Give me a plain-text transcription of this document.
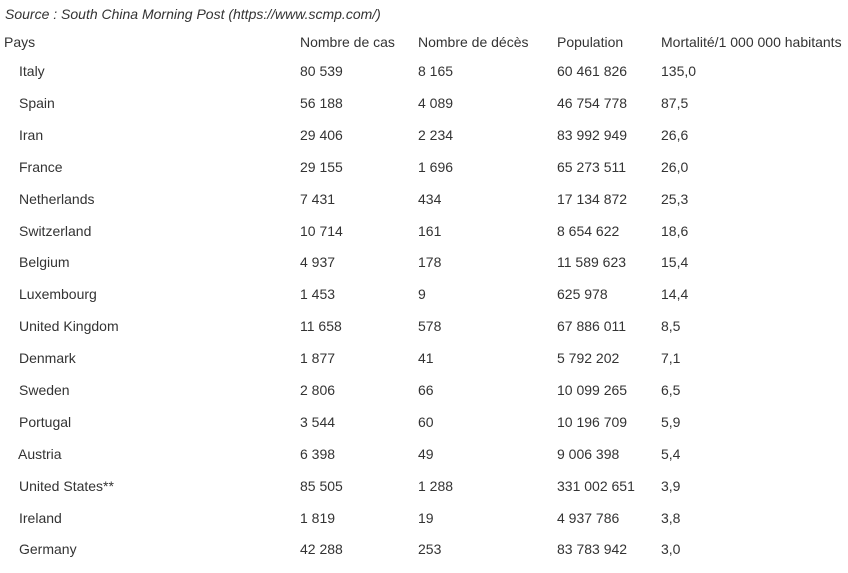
Source : South China Morning Post (https://www.scmp.com/)
Pays	Nombre de cas	Nombre de décès	Population	Mortalité/1 000 000 habitants
Italy	80 539	8 165	60 461 826	135,0
Spain	56 188	4 089	46 754 778	87,5
Iran	29 406	2 234	83 992 949	26,6
France	29 155	1 696	65 273 511	26,0
Netherlands	7 431	434	17 134 872	25,3
Switzerland	10 714	161	8 654 622	18,6
Belgium	4 937	178	11 589 623	15,4
Luxembourg	1 453	9	625 978	14,4
United Kingdom	11 658	578	67 886 011	8,5
Denmark	1 877	41	5 792 202	7,1
Sweden	2 806	66	10 099 265	6,5
Portugal	3 544	60	10 196 709	5,9
Austria	6 398	49	9 006 398	5,4
United States**	85 505	1 288	331 002 651	3,9
Ireland	1 819	19	4 937 786	3,8
Germany	42 288	253	83 783 942	3,0
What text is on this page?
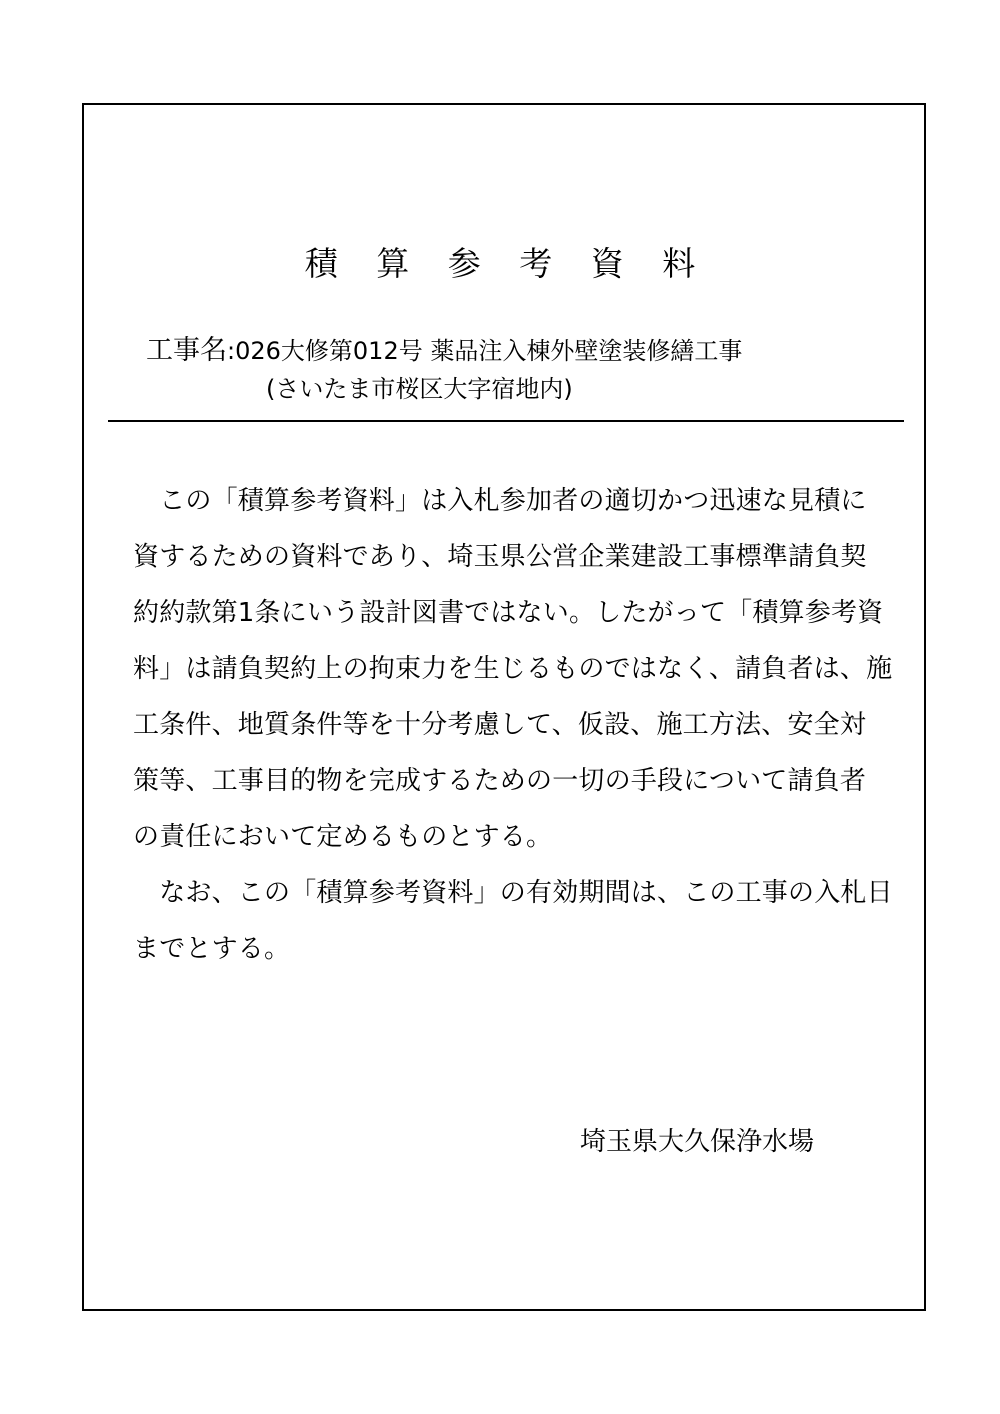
積 算 参 考 資 料
工事名:026大修第012号 薬品注入棟外壁塗装修繕工事
(さいたま市桜区大字宿地内)
　この「積算参考資料」は入札参加者の適切かつ迅速な見積に
資するための資料であり、埼玉県公営企業建設工事標準請負契
約約款第1条にいう設計図書ではない。したがって「積算参考資
料」は請負契約上の拘束力を生じるものではなく、請負者は、施
工条件、地質条件等を十分考慮して、仮設、施工方法、安全対
策等、工事目的物を完成するための一切の手段について請負者
の責任において定めるものとする。
　なお、この「積算参考資料」の有効期間は、この工事の入札日
までとする。
埼玉県大久保浄水場
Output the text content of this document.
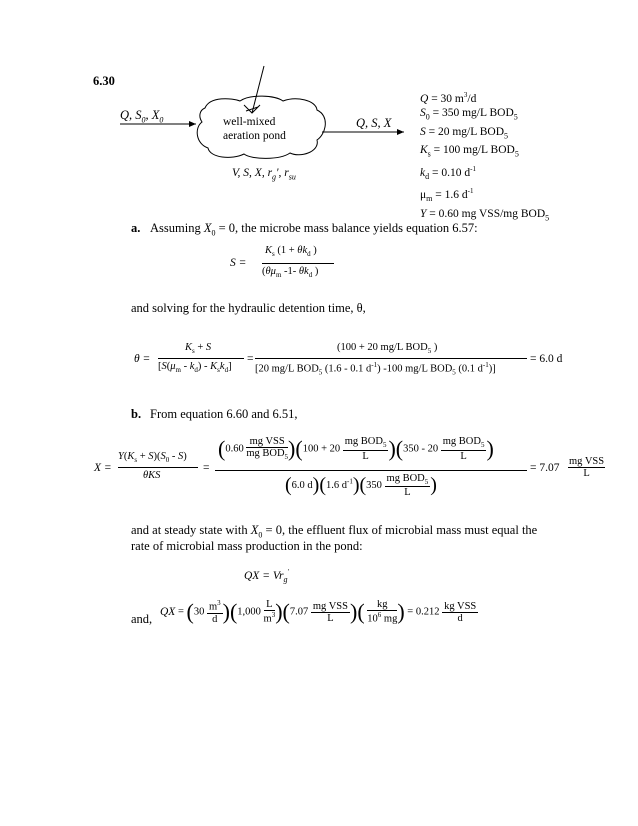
6.30
Q, $S_0$, $X_0$	well-mixed
aeration pond
Q, S, X
V, S, X, $r_g'$, $r_{su}$
Q = 30 $m^3/d$
$S_0 = 350$ mg/L $BOD_5$
S = 20 mg/L $BOD_5$
$K_s = 100$ mg/L $BOD_5$
$k_d = 0.10$ $d^{-1}$
$\mu_m = 1.6$ $d^{-1}$
Y = 0.60 mg VSS/mg $BOD_5$
a. Assuming $X_0 = 0$, the microbe mass balance yields equation 6.57:
S =
$K_s$ ($1 + \theta k_d$ )
($\theta\mu_m$ -1- $\theta k_d$ )
and solving for the hydraulic detention time, θ,
θ =
$K_s + S$
$[S(\mu_m - k_d) - K_sk_d]$
=
(100 + 20 mg/L $BOD_5$ )
[20 mg/L $BOD_5$ (1.6 - 0.1 $d^{-1}$) -100 mg/L $BOD_5$ (0.1 $d^{-1}$)]
= 6.0 d
b. From equation 6.60 and 6.51,
X =
$Y(K_s + S)(S_0 - S)$
θKS
=
(0.60
mg VSS
mg $BOD_5$ )(100 + 20
mg $BOD_5$
L )(350 - 20
mg $BOD_5$
L )
(6.0 d)(1.6 $d^{-1})(350$
mg $BOD_5$
L )
= 7.07
mg VSS
L
and at steady state with $X_0 = 0$, the effluent flux of microbial mass must equal the
rate of microbial mass production in the pond:
QX = $Vr_g'$
and, QX = $(30 \frac{m^3}{d} )(1,000 \frac{L}{m^3} )(7.07$
mg VSS
L )( $\frac{kg}{10^6 mg}$ ) = 0.212
kg VSS
d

● What is expected: Go through the records and show every line with the string "pond" in it.

● Answer for this exercise:
aeration pond
rate of microbial mass production in the pond:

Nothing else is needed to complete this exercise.